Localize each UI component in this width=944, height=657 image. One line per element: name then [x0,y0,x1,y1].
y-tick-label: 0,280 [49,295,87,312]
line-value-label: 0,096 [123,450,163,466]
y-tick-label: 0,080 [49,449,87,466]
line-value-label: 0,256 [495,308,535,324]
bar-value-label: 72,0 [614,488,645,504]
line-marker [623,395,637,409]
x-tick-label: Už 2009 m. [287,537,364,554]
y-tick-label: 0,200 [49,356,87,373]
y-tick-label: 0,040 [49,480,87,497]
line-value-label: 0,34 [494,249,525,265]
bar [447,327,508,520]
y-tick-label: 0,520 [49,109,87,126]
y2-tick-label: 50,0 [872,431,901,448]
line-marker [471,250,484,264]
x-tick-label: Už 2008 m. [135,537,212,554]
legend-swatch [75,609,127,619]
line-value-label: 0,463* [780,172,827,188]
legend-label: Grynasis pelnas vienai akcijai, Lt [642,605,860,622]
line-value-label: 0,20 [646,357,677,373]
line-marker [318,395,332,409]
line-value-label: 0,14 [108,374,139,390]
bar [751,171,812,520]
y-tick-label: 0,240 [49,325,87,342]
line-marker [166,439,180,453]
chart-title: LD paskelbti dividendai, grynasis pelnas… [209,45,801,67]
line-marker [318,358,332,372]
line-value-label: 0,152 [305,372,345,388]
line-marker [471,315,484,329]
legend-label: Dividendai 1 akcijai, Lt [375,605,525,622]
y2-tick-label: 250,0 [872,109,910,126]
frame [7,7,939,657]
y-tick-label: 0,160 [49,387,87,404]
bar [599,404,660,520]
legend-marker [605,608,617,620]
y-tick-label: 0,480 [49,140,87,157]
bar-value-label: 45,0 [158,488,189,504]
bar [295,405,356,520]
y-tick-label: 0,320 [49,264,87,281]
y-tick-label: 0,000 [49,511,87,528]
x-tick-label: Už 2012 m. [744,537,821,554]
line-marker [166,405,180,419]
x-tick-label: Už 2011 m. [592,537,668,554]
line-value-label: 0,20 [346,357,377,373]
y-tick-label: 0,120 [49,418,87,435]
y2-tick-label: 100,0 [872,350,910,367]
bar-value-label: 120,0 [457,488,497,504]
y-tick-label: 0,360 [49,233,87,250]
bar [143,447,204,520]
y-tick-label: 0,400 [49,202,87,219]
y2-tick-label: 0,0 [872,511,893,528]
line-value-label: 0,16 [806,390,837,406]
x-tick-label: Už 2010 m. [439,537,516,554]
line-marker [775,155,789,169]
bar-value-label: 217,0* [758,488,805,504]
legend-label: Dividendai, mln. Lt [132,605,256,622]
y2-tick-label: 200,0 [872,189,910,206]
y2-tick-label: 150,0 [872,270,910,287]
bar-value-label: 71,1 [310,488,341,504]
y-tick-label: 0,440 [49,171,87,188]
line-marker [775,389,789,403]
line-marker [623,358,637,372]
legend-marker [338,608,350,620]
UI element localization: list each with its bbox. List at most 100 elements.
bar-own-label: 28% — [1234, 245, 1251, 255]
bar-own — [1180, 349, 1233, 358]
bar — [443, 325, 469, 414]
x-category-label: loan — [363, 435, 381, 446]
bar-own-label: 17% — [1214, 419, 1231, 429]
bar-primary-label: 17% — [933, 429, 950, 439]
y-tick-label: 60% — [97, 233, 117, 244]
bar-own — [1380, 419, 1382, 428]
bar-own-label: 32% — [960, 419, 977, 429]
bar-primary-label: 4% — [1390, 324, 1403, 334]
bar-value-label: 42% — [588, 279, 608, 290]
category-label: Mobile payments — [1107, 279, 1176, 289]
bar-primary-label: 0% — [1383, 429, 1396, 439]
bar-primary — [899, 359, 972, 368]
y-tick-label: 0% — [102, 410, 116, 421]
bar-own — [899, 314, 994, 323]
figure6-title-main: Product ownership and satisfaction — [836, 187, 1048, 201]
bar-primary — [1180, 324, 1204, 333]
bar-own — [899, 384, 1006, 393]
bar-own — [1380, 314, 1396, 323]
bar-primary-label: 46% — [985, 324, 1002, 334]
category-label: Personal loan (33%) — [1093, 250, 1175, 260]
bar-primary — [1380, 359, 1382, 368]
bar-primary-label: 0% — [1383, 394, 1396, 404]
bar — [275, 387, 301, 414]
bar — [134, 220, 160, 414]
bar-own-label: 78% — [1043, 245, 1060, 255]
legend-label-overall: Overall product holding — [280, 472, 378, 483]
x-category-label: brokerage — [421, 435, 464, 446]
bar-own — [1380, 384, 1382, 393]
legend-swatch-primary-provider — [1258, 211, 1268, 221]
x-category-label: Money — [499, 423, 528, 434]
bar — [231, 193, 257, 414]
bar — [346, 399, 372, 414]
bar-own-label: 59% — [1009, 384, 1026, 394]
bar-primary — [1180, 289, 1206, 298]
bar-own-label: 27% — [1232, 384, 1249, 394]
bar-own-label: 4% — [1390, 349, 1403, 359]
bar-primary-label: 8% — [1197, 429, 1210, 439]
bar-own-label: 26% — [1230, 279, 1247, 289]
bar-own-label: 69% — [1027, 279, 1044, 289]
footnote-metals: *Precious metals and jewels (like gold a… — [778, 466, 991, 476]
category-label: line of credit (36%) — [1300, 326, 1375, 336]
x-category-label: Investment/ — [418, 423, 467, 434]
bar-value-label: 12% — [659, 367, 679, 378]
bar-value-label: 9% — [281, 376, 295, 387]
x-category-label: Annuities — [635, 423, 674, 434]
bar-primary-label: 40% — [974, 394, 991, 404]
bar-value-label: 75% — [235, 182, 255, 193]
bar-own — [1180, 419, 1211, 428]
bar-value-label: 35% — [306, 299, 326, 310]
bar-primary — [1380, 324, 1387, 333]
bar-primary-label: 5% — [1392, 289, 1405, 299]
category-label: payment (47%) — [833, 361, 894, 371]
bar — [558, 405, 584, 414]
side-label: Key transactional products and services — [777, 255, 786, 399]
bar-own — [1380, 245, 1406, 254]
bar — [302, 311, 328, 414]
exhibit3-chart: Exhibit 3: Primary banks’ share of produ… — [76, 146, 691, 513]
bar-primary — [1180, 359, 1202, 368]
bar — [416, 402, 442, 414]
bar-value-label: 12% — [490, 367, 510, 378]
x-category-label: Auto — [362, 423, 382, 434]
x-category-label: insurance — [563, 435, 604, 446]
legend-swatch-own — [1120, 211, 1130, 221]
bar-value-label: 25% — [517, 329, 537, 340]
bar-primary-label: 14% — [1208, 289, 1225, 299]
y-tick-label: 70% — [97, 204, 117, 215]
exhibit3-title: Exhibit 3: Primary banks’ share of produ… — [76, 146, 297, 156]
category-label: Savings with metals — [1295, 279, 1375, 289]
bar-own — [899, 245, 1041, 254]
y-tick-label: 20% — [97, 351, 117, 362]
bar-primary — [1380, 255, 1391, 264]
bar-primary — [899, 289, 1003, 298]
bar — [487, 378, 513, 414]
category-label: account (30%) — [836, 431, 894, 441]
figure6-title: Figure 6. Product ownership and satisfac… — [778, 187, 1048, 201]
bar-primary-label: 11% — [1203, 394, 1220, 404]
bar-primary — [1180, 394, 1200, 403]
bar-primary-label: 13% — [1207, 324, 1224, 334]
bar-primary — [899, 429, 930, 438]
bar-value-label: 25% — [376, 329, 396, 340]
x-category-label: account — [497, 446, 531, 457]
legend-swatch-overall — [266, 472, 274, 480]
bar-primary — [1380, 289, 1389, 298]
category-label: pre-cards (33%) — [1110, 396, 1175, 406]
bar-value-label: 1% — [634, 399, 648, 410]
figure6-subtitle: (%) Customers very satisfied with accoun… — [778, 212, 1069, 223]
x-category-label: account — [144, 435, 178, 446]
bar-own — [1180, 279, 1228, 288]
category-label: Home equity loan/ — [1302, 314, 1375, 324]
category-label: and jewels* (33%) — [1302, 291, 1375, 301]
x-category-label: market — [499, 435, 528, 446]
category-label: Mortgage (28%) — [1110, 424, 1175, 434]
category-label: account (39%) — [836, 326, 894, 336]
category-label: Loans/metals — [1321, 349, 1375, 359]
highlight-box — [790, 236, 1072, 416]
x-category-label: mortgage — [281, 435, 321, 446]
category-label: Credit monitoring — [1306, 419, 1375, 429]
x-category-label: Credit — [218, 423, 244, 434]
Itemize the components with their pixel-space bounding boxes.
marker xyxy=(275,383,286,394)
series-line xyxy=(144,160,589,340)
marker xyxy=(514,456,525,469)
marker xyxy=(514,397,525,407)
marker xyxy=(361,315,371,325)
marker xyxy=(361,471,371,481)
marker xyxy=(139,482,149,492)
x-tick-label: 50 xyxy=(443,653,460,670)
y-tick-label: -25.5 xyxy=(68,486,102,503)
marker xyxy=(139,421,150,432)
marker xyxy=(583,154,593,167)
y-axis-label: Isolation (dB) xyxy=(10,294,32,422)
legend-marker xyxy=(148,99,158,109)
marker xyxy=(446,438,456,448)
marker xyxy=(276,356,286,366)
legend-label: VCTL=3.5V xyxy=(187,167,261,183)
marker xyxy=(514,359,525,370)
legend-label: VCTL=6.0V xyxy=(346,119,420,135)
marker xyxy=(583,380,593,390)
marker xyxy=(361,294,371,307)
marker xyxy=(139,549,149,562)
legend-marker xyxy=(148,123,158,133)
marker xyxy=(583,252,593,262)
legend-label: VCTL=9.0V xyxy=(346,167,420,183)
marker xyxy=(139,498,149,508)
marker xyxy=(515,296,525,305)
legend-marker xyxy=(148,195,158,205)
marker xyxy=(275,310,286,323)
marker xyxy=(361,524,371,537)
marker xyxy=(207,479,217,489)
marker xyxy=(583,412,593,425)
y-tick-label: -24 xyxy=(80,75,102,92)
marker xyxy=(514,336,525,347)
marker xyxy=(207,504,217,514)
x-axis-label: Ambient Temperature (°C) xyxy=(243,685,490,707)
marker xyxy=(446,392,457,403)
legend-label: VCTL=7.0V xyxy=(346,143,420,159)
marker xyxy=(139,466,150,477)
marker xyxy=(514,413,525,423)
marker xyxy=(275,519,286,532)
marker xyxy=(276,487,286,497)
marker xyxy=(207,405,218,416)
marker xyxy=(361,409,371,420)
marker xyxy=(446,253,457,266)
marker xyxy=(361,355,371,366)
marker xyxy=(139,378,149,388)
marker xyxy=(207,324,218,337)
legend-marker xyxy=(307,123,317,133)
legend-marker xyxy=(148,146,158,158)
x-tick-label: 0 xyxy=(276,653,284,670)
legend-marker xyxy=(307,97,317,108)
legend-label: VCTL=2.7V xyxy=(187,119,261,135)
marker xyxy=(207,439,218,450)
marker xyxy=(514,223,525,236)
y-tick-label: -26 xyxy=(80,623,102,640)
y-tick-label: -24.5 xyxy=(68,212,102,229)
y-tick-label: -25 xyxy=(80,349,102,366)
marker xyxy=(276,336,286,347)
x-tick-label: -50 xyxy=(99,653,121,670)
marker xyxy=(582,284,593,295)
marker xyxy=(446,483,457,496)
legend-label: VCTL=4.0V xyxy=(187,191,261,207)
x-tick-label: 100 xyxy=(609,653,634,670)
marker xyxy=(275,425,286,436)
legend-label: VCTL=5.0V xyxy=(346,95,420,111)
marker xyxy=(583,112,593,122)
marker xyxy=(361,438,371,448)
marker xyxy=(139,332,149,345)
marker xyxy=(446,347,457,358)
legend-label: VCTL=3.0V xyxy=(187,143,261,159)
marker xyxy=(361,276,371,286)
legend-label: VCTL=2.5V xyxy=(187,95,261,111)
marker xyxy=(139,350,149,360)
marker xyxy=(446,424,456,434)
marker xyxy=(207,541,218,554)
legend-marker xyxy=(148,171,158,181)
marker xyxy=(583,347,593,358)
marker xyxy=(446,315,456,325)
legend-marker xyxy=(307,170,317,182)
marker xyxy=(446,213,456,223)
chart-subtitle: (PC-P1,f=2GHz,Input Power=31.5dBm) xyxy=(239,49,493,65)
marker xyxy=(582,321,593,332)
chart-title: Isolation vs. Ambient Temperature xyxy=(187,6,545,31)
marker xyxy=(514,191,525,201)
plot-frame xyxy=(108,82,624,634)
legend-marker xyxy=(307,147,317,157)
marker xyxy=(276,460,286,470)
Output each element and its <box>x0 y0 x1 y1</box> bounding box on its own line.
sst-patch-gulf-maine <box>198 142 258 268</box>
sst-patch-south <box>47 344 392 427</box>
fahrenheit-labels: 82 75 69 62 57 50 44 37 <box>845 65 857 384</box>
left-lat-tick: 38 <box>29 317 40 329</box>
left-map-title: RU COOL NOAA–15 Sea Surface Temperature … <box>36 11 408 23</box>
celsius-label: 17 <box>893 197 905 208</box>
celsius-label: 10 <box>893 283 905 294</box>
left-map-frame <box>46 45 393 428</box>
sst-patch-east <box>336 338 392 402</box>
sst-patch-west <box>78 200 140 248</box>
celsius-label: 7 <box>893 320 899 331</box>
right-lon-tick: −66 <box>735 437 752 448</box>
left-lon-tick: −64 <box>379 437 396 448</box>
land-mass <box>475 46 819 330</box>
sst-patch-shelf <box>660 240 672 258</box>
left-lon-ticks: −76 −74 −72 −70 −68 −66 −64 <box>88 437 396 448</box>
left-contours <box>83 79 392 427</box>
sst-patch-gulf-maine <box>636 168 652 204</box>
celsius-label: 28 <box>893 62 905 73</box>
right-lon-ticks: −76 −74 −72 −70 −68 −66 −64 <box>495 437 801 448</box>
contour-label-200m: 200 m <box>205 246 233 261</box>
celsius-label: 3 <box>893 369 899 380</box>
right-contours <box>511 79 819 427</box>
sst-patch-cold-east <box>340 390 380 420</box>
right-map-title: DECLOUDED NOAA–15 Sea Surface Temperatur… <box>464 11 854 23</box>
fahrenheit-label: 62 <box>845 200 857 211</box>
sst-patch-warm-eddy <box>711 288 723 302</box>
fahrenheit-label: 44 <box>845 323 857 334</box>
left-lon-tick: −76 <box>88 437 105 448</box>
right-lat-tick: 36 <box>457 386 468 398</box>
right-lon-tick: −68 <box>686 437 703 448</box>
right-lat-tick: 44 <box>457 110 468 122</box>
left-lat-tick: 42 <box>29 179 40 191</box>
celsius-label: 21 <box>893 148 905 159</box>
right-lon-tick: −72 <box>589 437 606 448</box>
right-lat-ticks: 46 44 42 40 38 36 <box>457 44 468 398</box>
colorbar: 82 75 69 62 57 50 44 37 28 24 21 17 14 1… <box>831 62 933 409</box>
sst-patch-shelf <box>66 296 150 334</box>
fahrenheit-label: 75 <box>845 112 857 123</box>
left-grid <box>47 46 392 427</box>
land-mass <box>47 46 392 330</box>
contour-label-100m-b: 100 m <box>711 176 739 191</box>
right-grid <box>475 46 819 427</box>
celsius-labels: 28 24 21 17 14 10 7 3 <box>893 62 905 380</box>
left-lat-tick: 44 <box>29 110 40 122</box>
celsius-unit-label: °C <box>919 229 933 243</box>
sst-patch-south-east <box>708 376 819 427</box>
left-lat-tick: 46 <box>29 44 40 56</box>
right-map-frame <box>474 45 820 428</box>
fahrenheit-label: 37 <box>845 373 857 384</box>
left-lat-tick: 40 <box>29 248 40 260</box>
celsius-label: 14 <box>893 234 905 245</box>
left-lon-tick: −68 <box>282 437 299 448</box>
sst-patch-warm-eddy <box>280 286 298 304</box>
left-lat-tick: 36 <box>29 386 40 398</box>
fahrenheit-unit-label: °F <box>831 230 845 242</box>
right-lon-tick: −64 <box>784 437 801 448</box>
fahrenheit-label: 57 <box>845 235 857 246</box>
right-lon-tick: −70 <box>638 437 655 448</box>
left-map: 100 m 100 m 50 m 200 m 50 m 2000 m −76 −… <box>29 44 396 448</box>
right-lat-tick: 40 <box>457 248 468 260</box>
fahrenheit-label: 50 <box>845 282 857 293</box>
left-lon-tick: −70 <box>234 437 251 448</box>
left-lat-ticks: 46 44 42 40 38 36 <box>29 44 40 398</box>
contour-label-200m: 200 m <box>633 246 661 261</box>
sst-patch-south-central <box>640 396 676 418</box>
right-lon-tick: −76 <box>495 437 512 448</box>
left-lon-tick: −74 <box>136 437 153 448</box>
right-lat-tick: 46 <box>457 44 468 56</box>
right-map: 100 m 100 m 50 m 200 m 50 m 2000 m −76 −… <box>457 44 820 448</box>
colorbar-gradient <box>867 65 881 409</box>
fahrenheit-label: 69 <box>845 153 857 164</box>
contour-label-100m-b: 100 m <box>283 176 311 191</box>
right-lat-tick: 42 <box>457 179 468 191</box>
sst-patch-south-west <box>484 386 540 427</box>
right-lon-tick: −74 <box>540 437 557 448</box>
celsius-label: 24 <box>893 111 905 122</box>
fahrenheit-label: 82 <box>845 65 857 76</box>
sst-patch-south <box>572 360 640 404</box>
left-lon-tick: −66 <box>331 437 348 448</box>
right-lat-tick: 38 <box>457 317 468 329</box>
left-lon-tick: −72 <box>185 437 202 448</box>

● **WORK TO DO**
Update the records from the start through the line that contains "bar [751,171,812,520]", replacing "line-marker" with "data-marker" and leaving everything else unchanged.

● **WRITTEN SOLUTION**
Localize each UI component in this width=944, height=657 image. One line per element: name then [x0,y0,x1,y1].
y-tick-label: 0,280 [49,295,87,312]
line-value-label: 0,096 [123,450,163,466]
y-tick-label: 0,080 [49,449,87,466]
line-value-label: 0,256 [495,308,535,324]
bar-value-label: 72,0 [614,488,645,504]
data-marker [623,395,637,409]
x-tick-label: Už 2009 m. [287,537,364,554]
y-tick-label: 0,200 [49,356,87,373]
y-tick-label: 0,040 [49,480,87,497]
line-value-label: 0,34 [494,249,525,265]
bar [447,327,508,520]
y-tick-label: 0,520 [49,109,87,126]
y2-tick-label: 50,0 [872,431,901,448]
data-marker [471,250,484,264]
x-tick-label: Už 2008 m. [135,537,212,554]
legend-swatch [75,609,127,619]
line-value-label: 0,463* [780,172,827,188]
legend-label: Grynasis pelnas vienai akcijai, Lt [642,605,860,622]
line-value-label: 0,20 [646,357,677,373]
data-marker [318,395,332,409]
line-value-label: 0,14 [108,374,139,390]
bar [751,171,812,520]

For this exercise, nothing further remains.